## What is expected
Search the data below for the word "offset" and copy each line that holds it.
···
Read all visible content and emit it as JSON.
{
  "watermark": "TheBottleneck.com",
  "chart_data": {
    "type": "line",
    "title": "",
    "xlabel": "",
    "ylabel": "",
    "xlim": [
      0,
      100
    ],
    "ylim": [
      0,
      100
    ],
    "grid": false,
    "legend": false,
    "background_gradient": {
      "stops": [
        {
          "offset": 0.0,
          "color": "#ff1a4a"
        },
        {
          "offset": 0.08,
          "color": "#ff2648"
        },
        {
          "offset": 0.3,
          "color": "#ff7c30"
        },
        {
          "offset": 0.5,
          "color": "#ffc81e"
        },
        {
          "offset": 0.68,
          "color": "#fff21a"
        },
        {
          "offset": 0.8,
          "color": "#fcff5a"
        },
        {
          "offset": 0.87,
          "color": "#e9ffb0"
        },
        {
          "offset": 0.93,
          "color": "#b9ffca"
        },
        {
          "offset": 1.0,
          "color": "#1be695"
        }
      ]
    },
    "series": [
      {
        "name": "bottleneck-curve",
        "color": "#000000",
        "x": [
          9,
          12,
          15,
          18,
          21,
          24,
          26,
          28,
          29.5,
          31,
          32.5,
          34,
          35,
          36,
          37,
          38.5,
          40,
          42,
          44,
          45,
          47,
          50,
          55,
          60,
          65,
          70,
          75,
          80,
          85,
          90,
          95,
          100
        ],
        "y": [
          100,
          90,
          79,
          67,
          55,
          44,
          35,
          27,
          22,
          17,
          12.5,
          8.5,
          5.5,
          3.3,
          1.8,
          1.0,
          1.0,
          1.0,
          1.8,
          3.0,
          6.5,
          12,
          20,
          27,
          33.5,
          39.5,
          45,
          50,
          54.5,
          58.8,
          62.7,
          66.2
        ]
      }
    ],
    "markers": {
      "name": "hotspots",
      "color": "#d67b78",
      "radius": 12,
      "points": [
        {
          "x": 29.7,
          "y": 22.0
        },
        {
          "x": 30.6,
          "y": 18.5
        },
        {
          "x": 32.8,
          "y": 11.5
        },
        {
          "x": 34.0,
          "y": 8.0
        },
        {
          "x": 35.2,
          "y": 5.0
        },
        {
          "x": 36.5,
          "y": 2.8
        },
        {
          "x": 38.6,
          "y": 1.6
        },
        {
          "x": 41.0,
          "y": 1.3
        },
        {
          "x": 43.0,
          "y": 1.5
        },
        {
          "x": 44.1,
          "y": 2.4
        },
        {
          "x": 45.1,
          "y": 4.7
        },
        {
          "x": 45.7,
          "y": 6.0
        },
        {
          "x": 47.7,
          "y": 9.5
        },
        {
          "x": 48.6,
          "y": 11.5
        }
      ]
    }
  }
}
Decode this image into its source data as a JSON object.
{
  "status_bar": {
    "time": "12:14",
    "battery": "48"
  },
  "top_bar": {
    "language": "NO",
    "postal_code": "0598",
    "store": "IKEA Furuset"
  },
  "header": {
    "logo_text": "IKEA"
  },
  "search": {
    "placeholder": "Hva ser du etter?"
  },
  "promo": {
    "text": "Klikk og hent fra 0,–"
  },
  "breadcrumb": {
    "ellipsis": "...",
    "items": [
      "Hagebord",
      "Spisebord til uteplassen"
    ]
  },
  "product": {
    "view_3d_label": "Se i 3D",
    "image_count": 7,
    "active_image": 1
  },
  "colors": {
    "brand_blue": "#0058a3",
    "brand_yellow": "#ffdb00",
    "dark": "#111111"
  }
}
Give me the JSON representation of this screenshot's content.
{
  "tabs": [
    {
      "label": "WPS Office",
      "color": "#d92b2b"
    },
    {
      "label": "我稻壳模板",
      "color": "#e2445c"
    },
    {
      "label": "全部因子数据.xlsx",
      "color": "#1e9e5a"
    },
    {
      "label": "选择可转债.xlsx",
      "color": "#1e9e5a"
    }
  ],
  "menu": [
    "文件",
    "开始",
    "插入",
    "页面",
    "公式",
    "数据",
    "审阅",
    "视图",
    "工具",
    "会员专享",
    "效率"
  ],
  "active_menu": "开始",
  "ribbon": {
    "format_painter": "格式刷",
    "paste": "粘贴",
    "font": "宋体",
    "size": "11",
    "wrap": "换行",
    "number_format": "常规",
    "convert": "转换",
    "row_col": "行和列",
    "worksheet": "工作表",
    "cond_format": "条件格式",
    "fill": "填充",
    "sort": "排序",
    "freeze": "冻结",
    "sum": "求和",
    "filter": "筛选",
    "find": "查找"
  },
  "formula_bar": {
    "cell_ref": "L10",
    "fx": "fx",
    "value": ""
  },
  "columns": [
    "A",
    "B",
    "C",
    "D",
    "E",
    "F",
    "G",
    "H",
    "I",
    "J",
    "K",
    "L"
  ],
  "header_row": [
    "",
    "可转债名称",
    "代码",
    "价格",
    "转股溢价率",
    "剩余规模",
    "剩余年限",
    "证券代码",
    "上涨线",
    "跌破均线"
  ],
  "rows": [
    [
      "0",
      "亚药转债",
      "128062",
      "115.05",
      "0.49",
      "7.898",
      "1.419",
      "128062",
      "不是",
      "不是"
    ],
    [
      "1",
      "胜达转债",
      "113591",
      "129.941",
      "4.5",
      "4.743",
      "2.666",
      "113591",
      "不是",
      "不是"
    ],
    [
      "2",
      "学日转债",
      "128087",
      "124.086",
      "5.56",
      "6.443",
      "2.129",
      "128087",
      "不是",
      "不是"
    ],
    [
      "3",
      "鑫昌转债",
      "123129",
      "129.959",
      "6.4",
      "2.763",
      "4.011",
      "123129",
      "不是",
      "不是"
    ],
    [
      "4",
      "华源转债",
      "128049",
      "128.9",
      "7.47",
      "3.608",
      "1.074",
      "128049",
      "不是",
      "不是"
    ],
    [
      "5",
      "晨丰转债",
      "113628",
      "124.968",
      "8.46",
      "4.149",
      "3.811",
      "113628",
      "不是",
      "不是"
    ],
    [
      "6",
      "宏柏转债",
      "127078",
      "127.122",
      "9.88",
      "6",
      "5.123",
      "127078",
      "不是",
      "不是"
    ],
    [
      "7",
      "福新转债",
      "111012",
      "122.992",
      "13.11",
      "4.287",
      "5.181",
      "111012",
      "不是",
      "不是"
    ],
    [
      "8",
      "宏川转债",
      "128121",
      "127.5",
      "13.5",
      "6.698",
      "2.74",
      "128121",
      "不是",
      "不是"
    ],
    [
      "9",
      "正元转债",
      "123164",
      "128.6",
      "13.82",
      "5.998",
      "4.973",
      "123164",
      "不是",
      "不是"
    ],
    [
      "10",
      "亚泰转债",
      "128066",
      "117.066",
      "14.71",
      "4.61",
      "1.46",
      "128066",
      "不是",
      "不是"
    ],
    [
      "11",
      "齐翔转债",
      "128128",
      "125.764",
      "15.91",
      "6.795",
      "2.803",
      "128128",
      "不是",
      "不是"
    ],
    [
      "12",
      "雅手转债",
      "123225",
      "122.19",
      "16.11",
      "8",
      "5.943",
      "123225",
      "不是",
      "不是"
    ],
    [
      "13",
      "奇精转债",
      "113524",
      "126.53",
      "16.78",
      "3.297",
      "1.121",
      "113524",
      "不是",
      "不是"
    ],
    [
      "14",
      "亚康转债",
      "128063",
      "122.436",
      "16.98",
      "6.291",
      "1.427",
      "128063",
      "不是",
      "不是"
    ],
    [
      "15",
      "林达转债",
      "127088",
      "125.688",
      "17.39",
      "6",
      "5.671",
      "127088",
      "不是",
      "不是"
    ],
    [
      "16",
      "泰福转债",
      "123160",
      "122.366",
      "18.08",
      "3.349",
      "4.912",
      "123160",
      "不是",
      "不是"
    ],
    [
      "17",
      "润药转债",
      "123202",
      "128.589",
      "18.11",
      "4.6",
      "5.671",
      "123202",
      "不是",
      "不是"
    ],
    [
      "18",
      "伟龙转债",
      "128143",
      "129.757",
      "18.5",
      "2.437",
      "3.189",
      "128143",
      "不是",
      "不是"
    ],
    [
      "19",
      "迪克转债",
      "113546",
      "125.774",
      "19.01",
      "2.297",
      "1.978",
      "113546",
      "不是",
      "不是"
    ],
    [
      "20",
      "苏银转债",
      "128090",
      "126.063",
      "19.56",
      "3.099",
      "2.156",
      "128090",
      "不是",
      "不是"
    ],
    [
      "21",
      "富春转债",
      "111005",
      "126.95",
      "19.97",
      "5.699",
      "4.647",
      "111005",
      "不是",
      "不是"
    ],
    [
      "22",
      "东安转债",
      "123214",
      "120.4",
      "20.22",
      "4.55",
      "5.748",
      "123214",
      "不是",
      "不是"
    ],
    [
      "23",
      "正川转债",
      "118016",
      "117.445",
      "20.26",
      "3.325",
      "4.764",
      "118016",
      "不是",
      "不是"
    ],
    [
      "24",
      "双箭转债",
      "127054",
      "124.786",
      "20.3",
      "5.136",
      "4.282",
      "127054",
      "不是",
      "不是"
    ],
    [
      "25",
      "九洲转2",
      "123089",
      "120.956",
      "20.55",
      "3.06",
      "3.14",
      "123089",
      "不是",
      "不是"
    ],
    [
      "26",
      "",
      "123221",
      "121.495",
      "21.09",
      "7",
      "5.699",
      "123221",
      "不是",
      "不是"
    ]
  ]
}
···
## Task output
          "offset": 0.0,
          "offset": 0.08,
          "offset": 0.3,
          "offset": 0.5,
          "offset": 0.68,
          "offset": 0.8,
          "offset": 0.87,
          "offset": 0.93,
          "offset": 1.0,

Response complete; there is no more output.